Written task: Transcribe the whole listing without a single picture.
_____
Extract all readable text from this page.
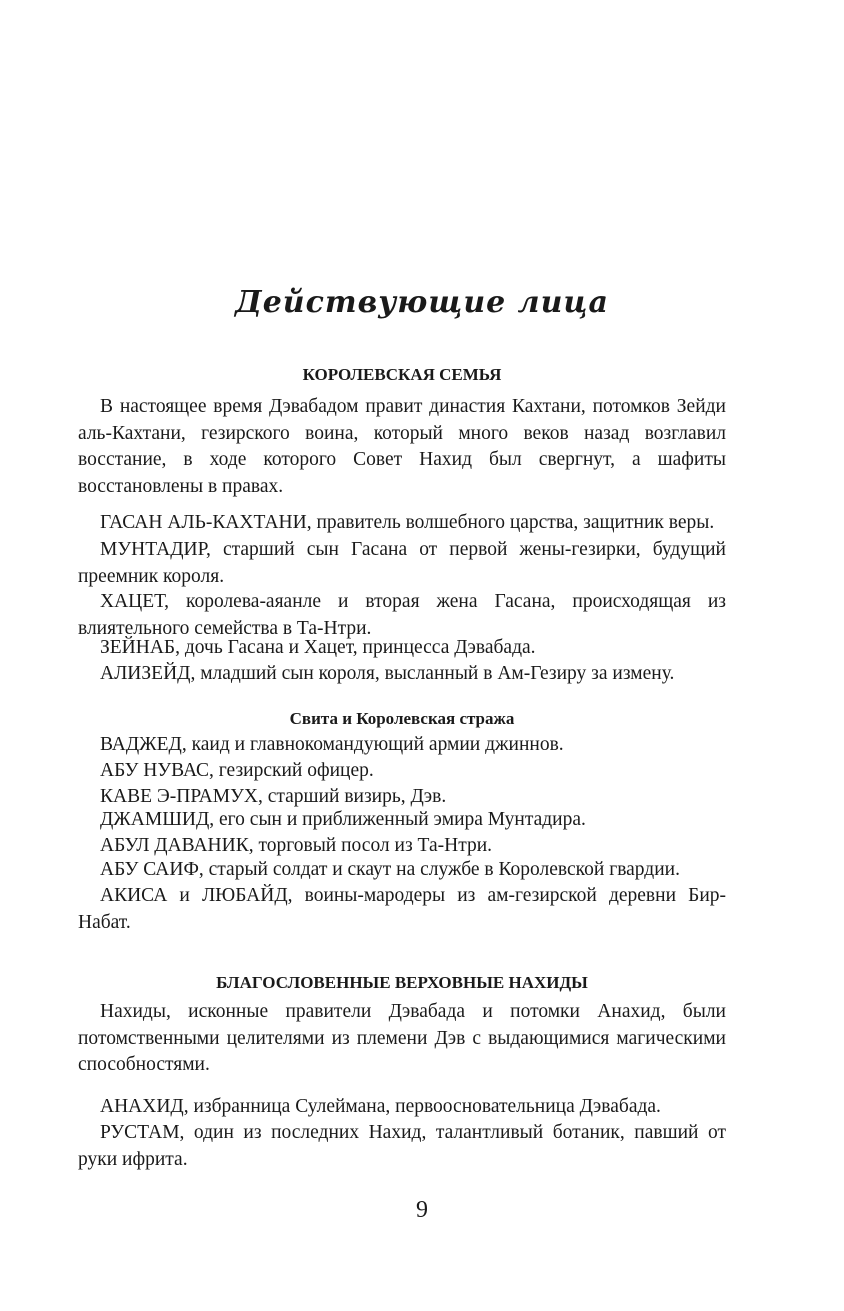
Действующие лица
КОРОЛЕВСКАЯ СЕМЬЯ

В настоящее время Дэвабадом правит династия Кахтани, потомков Зейди аль-Кахтани, гезирского воина, который много веков назад возглавил восстание, в ходе которого Совет Нахид был свергнут, а шафиты восстановлены в правах.

ГАСАН АЛЬ-КАХТАНИ, правитель волшебного царства, защитник веры.

МУНТАДИР, старший сын Гасана от первой жены-гезирки, будущий преемник короля.

ХАЦЕТ, королева-аяанле и вторая жена Гасана, происходящая из влиятельного семейства в Та-Нтри.

ЗЕЙНАБ, дочь Гасана и Хацет, принцесса Дэвабада.

АЛИЗЕЙД, младший сын короля, высланный в Ам-Гезиру за измену.

Свита и Королевская стража

ВАДЖЕД, каид и главнокомандующий армии джиннов.

АБУ НУВАС, гезирский офицер.

КАВЕ Э-ПРАМУХ, старший визирь, Дэв.

ДЖАМШИД, его сын и приближенный эмира Мунтадира.

АБУЛ ДАВАНИК, торговый посол из Та-Нтри.

АБУ САИФ, старый солдат и скаут на службе в Королевской гвардии.

АКИСА и ЛЮБАЙД, воины-мародеры из ам-гезирской деревни Бир-Набат.

БЛАГОСЛОВЕННЫЕ ВЕРХОВНЫЕ НАХИДЫ

Нахиды, исконные правители Дэвабада и потомки Анахид, были потомственными целителями из племени Дэв с выдающимися магическими способностями.

АНАХИД, избранница Сулеймана, первоосновательница Дэвабада.

РУСТАМ, один из последних Нахид, талантливый ботаник, павший от руки ифрита.

9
_____
Solution to this problem:
Extract all readable text from this page.
Действующие лица
КОРОЛЕВСКАЯ СЕМЬЯ

В настоящее время Дэвабадом правит династия Кахтани, потомков Зейди аль-Кахтани, гезирского воина, который много веков назад возглавил восстание, в ходе которого Совет Нахид был свергнут, а шафиты восстановлены в правах.

ГАСАН АЛЬ-КАХТАНИ, правитель волшебного царства, защитник веры.

МУНТАДИР, старший сын Гасана от первой жены-гезирки, будущий преемник короля.

ХАЦЕТ, королева-аяанле и вторая жена Гасана, происходящая из влиятельного семейства в Та-Нтри.

ЗЕЙНАБ, дочь Гасана и Хацет, принцесса Дэвабада.

АЛИЗЕЙД, младший сын короля, высланный в Ам-Гезиру за измену.

Свита и Королевская стража

ВАДЖЕД, каид и главнокомандующий армии джиннов.

АБУ НУВАС, гезирский офицер.

КАВЕ Э-ПРАМУХ, старший визирь, Дэв.

ДЖАМШИД, его сын и приближенный эмира Мунтадира.

АБУЛ ДАВАНИК, торговый посол из Та-Нтри.

АБУ САИФ, старый солдат и скаут на службе в Королевской гвардии.

АКИСА и ЛЮБАЙД, воины-мародеры из ам-гезирской деревни Бир-Набат.

БЛАГОСЛОВЕННЫЕ ВЕРХОВНЫЕ НАХИДЫ

Нахиды, исконные правители Дэвабада и потомки Анахид, были потомственными целителями из племени Дэв с выдающимися магическими способностями.

АНАХИД, избранница Сулеймана, первоосновательница Дэвабада.

РУСТАМ, один из последних Нахид, талантливый ботаник, павший от руки ифрита.

9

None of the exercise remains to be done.